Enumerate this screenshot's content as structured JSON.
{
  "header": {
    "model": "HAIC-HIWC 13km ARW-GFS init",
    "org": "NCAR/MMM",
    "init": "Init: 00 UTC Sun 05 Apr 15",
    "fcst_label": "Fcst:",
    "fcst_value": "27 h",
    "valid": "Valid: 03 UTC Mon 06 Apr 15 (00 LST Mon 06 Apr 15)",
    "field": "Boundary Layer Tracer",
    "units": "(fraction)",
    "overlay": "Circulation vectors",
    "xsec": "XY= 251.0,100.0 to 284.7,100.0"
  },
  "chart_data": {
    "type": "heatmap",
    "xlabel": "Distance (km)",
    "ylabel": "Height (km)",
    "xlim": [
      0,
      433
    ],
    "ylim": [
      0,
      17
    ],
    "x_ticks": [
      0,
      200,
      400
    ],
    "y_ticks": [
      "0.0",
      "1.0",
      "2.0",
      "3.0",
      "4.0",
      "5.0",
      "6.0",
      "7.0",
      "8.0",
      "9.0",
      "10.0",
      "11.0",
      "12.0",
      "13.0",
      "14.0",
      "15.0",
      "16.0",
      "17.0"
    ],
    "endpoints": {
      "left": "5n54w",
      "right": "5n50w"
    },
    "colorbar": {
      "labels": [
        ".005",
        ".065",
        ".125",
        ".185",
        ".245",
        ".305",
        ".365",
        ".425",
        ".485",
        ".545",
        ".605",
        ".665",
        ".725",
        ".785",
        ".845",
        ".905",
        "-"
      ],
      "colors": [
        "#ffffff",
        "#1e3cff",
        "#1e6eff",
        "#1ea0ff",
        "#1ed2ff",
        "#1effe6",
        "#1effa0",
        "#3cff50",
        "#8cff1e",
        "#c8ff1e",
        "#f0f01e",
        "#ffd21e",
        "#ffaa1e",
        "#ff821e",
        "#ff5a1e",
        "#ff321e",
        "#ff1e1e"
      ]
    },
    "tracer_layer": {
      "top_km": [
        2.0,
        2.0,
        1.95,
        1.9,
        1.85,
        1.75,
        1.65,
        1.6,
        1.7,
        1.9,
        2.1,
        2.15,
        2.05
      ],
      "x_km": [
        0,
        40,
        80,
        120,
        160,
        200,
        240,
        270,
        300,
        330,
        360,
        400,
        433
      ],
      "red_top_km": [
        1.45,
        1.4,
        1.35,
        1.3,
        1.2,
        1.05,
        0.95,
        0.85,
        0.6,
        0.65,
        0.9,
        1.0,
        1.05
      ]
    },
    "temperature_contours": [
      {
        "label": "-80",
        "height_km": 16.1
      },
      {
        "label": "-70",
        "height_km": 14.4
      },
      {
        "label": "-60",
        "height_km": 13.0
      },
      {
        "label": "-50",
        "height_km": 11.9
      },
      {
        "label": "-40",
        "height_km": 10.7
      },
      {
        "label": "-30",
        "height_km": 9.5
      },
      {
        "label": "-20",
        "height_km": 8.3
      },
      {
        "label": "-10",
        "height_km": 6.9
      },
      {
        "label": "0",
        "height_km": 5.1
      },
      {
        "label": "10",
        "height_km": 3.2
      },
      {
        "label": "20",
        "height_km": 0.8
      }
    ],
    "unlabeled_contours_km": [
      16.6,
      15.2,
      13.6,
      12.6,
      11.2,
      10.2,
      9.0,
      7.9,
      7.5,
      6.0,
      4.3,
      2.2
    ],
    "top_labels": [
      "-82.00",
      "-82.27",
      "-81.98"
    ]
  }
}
•••••
◆ OBJECTIVE ◆
Nothing should be left out: repeat all of the data exactly.

◆ FINISHED EXERCISE ◆
Enumerate this screenshot's content as structured JSON.
{
  "header": {
    "model": "HAIC-HIWC 13km ARW-GFS init",
    "org": "NCAR/MMM",
    "init": "Init: 00 UTC Sun 05 Apr 15",
    "fcst_label": "Fcst:",
    "fcst_value": "27 h",
    "valid": "Valid: 03 UTC Mon 06 Apr 15 (00 LST Mon 06 Apr 15)",
    "field": "Boundary Layer Tracer",
    "units": "(fraction)",
    "overlay": "Circulation vectors",
    "xsec": "XY= 251.0,100.0 to 284.7,100.0"
  },
  "chart_data": {
    "type": "heatmap",
    "xlabel": "Distance (km)",
    "ylabel": "Height (km)",
    "xlim": [
      0,
      433
    ],
    "ylim": [
      0,
      17
    ],
    "x_ticks": [
      0,
      200,
      400
    ],
    "y_ticks": [
      "0.0",
      "1.0",
      "2.0",
      "3.0",
      "4.0",
      "5.0",
      "6.0",
      "7.0",
      "8.0",
      "9.0",
      "10.0",
      "11.0",
      "12.0",
      "13.0",
      "14.0",
      "15.0",
      "16.0",
      "17.0"
    ],
    "endpoints": {
      "left": "5n54w",
      "right": "5n50w"
    },
    "colorbar": {
      "labels": [
        ".005",
        ".065",
        ".125",
        ".185",
        ".245",
        ".305",
        ".365",
        ".425",
        ".485",
        ".545",
        ".605",
        ".665",
        ".725",
        ".785",
        ".845",
        ".905",
        "-"
      ],
      "colors": [
        "#ffffff",
        "#1e3cff",
        "#1e6eff",
        "#1ea0ff",
        "#1ed2ff",
        "#1effe6",
        "#1effa0",
        "#3cff50",
        "#8cff1e",
        "#c8ff1e",
        "#f0f01e",
        "#ffd21e",
        "#ffaa1e",
        "#ff821e",
        "#ff5a1e",
        "#ff321e",
        "#ff1e1e"
      ]
    },
    "tracer_layer": {
      "top_km": [
        2.0,
        2.0,
        1.95,
        1.9,
        1.85,
        1.75,
        1.65,
        1.6,
        1.7,
        1.9,
        2.1,
        2.15,
        2.05
      ],
      "x_km": [
        0,
        40,
        80,
        120,
        160,
        200,
        240,
        270,
        300,
        330,
        360,
        400,
        433
      ],
      "red_top_km": [
        1.45,
        1.4,
        1.35,
        1.3,
        1.2,
        1.05,
        0.95,
        0.85,
        0.6,
        0.65,
        0.9,
        1.0,
        1.05
      ]
    },
    "temperature_contours": [
      {
        "label": "-80",
        "height_km": 16.1
      },
      {
        "label": "-70",
        "height_km": 14.4
      },
      {
        "label": "-60",
        "height_km": 13.0
      },
      {
        "label": "-50",
        "height_km": 11.9
      },
      {
        "label": "-40",
        "height_km": 10.7
      },
      {
        "label": "-30",
        "height_km": 9.5
      },
      {
        "label": "-20",
        "height_km": 8.3
      },
      {
        "label": "-10",
        "height_km": 6.9
      },
      {
        "label": "0",
        "height_km": 5.1
      },
      {
        "label": "10",
        "height_km": 3.2
      },
      {
        "label": "20",
        "height_km": 0.8
      }
    ],
    "unlabeled_contours_km": [
      16.6,
      15.2,
      13.6,
      12.6,
      11.2,
      10.2,
      9.0,
      7.9,
      7.5,
      6.0,
      4.3,
      2.2
    ],
    "top_labels": [
      "-82.00",
      "-82.27",
      "-81.98"
    ]
  }
}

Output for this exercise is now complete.